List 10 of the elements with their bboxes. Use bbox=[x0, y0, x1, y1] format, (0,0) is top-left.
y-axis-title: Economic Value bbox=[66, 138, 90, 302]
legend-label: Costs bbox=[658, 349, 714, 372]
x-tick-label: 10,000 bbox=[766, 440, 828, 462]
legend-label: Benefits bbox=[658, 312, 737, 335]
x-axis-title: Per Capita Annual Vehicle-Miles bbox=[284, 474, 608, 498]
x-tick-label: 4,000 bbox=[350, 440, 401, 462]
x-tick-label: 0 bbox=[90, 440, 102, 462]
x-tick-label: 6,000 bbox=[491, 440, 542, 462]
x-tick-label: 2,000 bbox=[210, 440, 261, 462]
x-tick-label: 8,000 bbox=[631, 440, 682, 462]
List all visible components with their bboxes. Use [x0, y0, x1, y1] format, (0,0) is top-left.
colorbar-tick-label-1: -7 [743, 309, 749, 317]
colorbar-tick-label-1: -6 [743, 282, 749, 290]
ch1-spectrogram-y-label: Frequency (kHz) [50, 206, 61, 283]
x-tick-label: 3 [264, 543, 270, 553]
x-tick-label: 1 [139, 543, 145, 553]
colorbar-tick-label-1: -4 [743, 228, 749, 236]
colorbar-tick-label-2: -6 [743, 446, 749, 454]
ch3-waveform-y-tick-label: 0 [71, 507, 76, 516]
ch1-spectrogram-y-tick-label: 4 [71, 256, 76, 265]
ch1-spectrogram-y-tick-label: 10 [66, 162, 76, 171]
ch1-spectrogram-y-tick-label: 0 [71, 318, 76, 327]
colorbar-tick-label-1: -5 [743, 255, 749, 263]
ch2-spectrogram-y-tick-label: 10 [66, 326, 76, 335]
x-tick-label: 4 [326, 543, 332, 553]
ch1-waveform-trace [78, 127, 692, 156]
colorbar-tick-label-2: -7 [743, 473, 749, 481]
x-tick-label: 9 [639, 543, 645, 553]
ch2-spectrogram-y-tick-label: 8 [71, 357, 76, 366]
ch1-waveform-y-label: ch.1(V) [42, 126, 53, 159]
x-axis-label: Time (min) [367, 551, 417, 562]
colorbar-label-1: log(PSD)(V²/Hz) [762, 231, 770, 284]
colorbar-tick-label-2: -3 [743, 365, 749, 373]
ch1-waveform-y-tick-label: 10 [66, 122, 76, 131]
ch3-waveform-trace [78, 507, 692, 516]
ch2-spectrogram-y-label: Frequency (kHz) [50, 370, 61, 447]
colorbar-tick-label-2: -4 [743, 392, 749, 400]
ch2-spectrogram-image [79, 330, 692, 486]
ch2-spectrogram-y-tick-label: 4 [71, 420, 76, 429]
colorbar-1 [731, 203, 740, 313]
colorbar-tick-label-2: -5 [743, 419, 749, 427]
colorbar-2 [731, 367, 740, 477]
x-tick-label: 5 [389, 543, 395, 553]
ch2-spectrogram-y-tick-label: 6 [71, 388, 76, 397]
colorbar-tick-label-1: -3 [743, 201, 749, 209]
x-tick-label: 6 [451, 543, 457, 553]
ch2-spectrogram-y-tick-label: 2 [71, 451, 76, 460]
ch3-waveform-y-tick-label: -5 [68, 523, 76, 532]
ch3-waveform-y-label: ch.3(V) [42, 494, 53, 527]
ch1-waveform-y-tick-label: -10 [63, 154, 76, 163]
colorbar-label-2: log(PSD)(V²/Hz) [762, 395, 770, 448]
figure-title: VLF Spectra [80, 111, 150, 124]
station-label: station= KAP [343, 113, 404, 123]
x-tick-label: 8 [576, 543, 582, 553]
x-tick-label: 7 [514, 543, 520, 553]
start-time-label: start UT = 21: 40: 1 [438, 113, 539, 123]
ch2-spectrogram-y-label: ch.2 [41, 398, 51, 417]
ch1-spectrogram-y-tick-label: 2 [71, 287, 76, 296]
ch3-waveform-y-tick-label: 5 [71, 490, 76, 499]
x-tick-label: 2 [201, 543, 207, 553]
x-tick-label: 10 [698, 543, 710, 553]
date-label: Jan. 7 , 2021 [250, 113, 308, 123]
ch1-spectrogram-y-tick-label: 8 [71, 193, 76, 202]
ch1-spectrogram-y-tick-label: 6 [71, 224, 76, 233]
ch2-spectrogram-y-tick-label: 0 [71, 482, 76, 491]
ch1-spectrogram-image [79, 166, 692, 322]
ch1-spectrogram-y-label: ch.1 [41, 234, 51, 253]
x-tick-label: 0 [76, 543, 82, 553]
___
Short problem:
Swap "Costs" for "Expenses" in everything from the start of the records down to the line containing "colorbar-tick-label-1: -6 [743, 282, 749, 290]", and leave the rest of those lines unchanged.

Written solution:
List 10 of the elements with their bboxes. Use bbox=[x0, y0, x1, y1] format, (0,0) is top-left.
y-axis-title: Economic Value bbox=[66, 138, 90, 302]
legend-label: Expenses bbox=[658, 349, 714, 372]
x-tick-label: 10,000 bbox=[766, 440, 828, 462]
legend-label: Benefits bbox=[658, 312, 737, 335]
x-axis-title: Per Capita Annual Vehicle-Miles bbox=[284, 474, 608, 498]
x-tick-label: 4,000 bbox=[350, 440, 401, 462]
x-tick-label: 0 bbox=[90, 440, 102, 462]
x-tick-label: 6,000 bbox=[491, 440, 542, 462]
x-tick-label: 2,000 bbox=[210, 440, 261, 462]
x-tick-label: 8,000 bbox=[631, 440, 682, 462]
List all visible components with their bboxes. Use [x0, y0, x1, y1] format, (0,0) is top-left.
colorbar-tick-label-1: -7 [743, 309, 749, 317]
colorbar-tick-label-1: -6 [743, 282, 749, 290]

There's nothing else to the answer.